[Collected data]
....
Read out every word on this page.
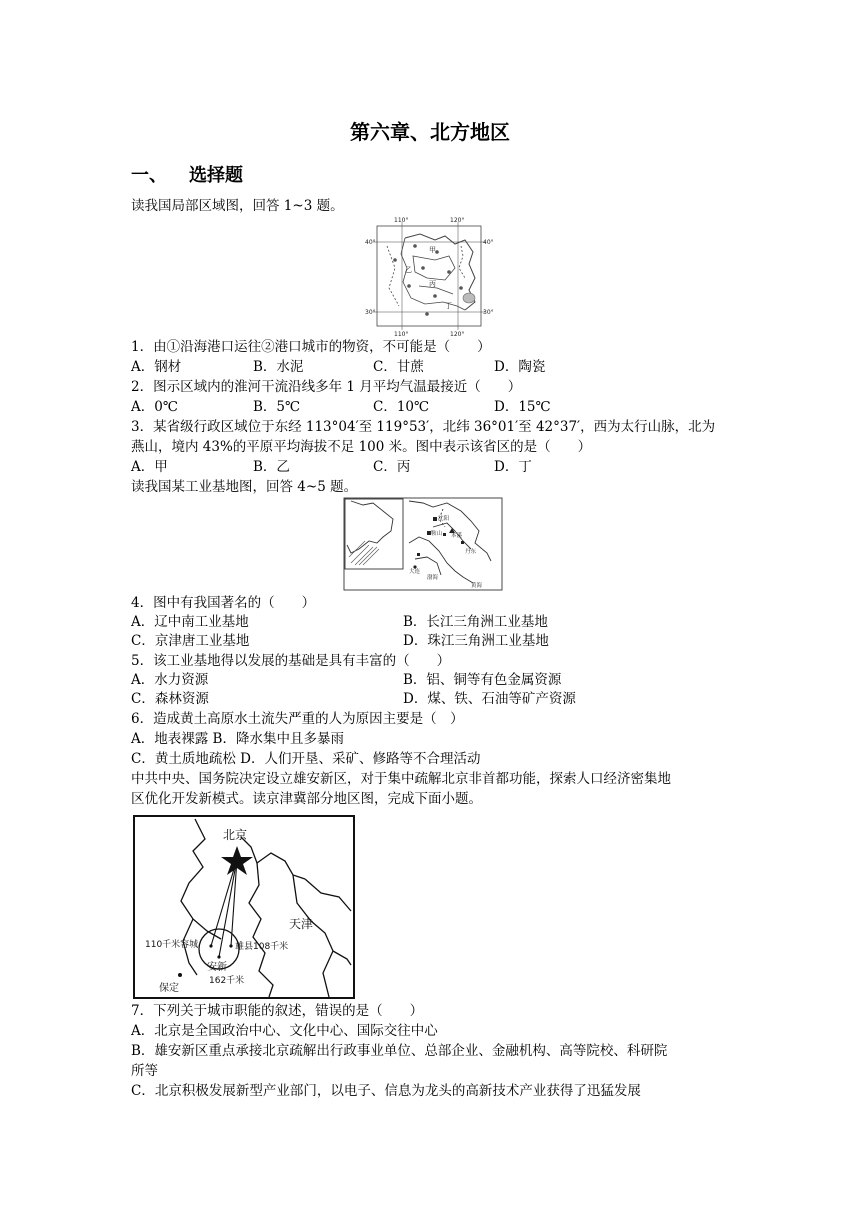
第六章、北方地区
一、 选择题
读我国局部区域图，回答 1~3 题。
110°	120°
110°	120°
40°
30°
40°
30°
甲
乙
丙
丁
1．由①沿海港口运往②港口城市的物资，不可能是（　　）
A．钢材	B．水泥	C．甘蔗	D．陶瓷
2．图示区域内的淮河干流沿线多年 1 月平均气温最接近（　　）
A．0℃	B．5℃	C．10℃	D．15℃
3．某省级行政区域位于东经 113°04′至 119°53′，北纬 36°01′至 42°37′，西为太行山脉，北为
燕山，境内 43%的平原平均海拔不足 100 米。图中表示该省区的是（　　）
A．甲	B．乙	C．丙	D．丁
读我国某工业基地图，回答 4~5 题。
沈阳
鞍山 本溪
大连
渤海
黄海
丹东
4．图中有我国著名的（　　）
A．辽中南工业基地	B．长江三角洲工业基地
C．京津唐工业基地	D．珠江三角洲工业基地
5．该工业基地得以发展的基础是具有丰富的（　　）
A．水力资源	B．铝、铜等有色金属资源
C．森林资源	D．煤、铁、石油等矿产资源
6．造成黄土高原水土流失严重的人为原因主要是（　）
A．地表裸露 B．降水集中且多暴雨
C．黄土质地疏松 D．人们开垦、采矿、修路等不合理活动
中共中央、国务院决定设立雄安新区，对于集中疏解北京非首都功能，探索人口经济密集地
区优化开发新模式。读京津冀部分地区图，完成下面小题。
北京
天津
110千米容城	雄县108千米
安新
162千米
保定
7．下列关于城市职能的叙述，错误的是（　　）
A．北京是全国政治中心、文化中心、国际交往中心
B．雄安新区重点承接北京疏解出行政事业单位、总部企业、金融机构、高等院校、科研院
所等
C．北京积极发展新型产业部门，以电子、信息为龙头的高新技术产业获得了迅猛发展
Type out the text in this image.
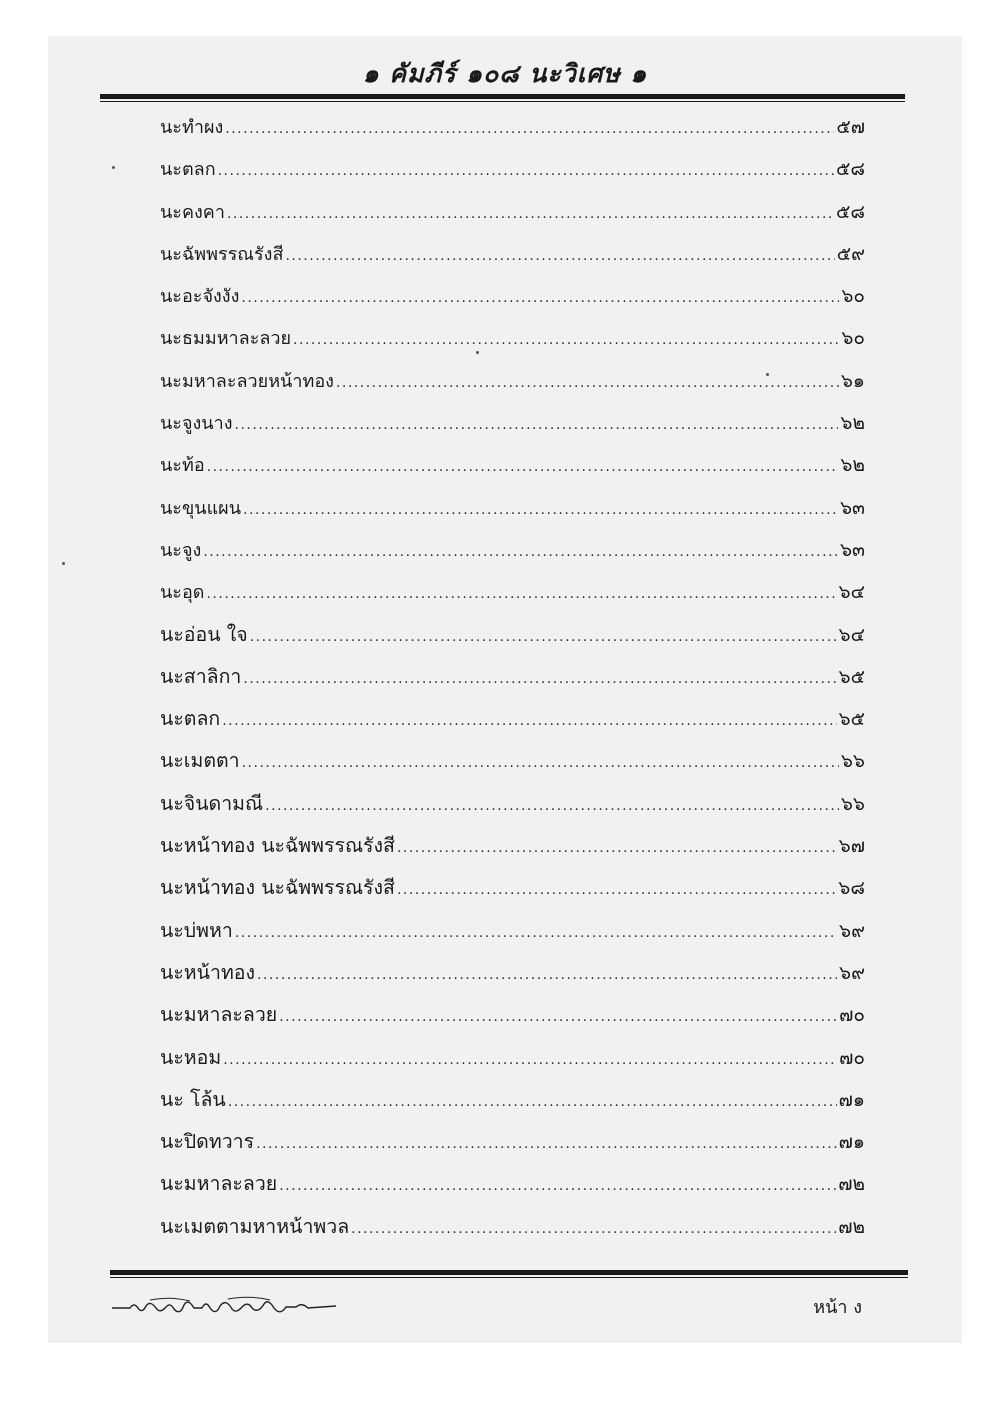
๑ คัมภีร์ ๑๐๘ นะวิเศษ ๑
นะทำผง .....	๕๗
นะตลก .....	๕๘
นะคงคา .....	๕๘
นะฉัพพรรณรังสี .....	๕๙
นะอะจังงัง .....	๖๐
นะธมมหาละลวย .....	๖๐
นะมหาละลวยหน้าทอง .....	๖๑
นะจูงนาง .....	๖๒
นะท้อ .....	๖๒
นะขุนแผน .....	๖๓
นะจูง .....	๖๓
นะอุด .....	๖๔
นะอ่อน ใจ .....	๖๔
นะสาลิกา .....	๖๕
นะตลก .....	๖๕
นะเมตตา .....	๖๖
นะจินดามณี .....	๖๖
นะหน้าทอง นะฉัพพรรณรังสี .....	๖๗
นะหน้าทอง นะฉัพพรรณรังสี .....	๖๘
นะบ่พหา .....	๖๙
นะหน้าทอง .....	๖๙
นะมหาละลวย .....	๗๐
นะหอม .....	๗๐
นะ โล้น .....	๗๑
นะปิดทวาร .....	๗๑
นะมหาละลวย .....	๗๒
นะเมตตามหาหน้าพวล .....	๗๒
หน้า ง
....
→ **Brief**
Set down all the entries exactly as they appear, but skip any pictures.

→ **Task answer**
Read out every word on this page.
第六章、北方地区
一、 选择题
读我国局部区域图，回答 1~3 题。
110°	120°
110°	120°
40°
30°
40°
30°
甲
乙
丙
丁
1．由①沿海港口运往②港口城市的物资，不可能是（　　）
A．钢材	B．水泥	C．甘蔗	D．陶瓷
2．图示区域内的淮河干流沿线多年 1 月平均气温最接近（　　）
A．0℃	B．5℃	C．10℃	D．15℃
3．某省级行政区域位于东经 113°04′至 119°53′，北纬 36°01′至 42°37′，西为太行山脉，北为
燕山，境内 43%的平原平均海拔不足 100 米。图中表示该省区的是（　　）
A．甲	B．乙	C．丙	D．丁
读我国某工业基地图，回答 4~5 题。
沈阳
鞍山 本溪
大连
渤海
黄海
丹东
4．图中有我国著名的（　　）
A．辽中南工业基地	B．长江三角洲工业基地
C．京津唐工业基地	D．珠江三角洲工业基地
5．该工业基地得以发展的基础是具有丰富的（　　）
A．水力资源	B．铝、铜等有色金属资源
C．森林资源	D．煤、铁、石油等矿产资源
6．造成黄土高原水土流失严重的人为原因主要是（　）
A．地表裸露 B．降水集中且多暴雨
C．黄土质地疏松 D．人们开垦、采矿、修路等不合理活动
中共中央、国务院决定设立雄安新区，对于集中疏解北京非首都功能，探索人口经济密集地
区优化开发新模式。读京津冀部分地区图，完成下面小题。
北京
天津
110千米容城	雄县108千米
安新
162千米
保定
7．下列关于城市职能的叙述，错误的是（　　）
A．北京是全国政治中心、文化中心、国际交往中心
B．雄安新区重点承接北京疏解出行政事业单位、总部企业、金融机构、高等院校、科研院
所等
C．北京积极发展新型产业部门，以电子、信息为龙头的高新技术产业获得了迅猛发展
Type out the text in this image.
๑ คัมภีร์ ๑๐๘ นะวิเศษ ๑
นะทำผง .....	๕๗
นะตลก .....	๕๘
นะคงคา .....	๕๘
นะฉัพพรรณรังสี .....	๕๙
นะอะจังงัง .....	๖๐
นะธมมหาละลวย .....	๖๐
นะมหาละลวยหน้าทอง .....	๖๑
นะจูงนาง .....	๖๒
นะท้อ .....	๖๒
นะขุนแผน .....	๖๓
นะจูง .....	๖๓
นะอุด .....	๖๔
นะอ่อน ใจ .....	๖๔
นะสาลิกา .....	๖๕
นะตลก .....	๖๕
นะเมตตา .....	๖๖
นะจินดามณี .....	๖๖
นะหน้าทอง นะฉัพพรรณรังสี .....	๖๗
นะหน้าทอง นะฉัพพรรณรังสี .....	๖๘
นะบ่พหา .....	๖๙
นะหน้าทอง .....	๖๙
นะมหาละลวย .....	๗๐
นะหอม .....	๗๐
นะ โล้น .....	๗๑
นะปิดทวาร .....	๗๑
นะมหาละลวย .....	๗๒
นะเมตตามหาหน้าพวล .....	๗๒
หน้า ง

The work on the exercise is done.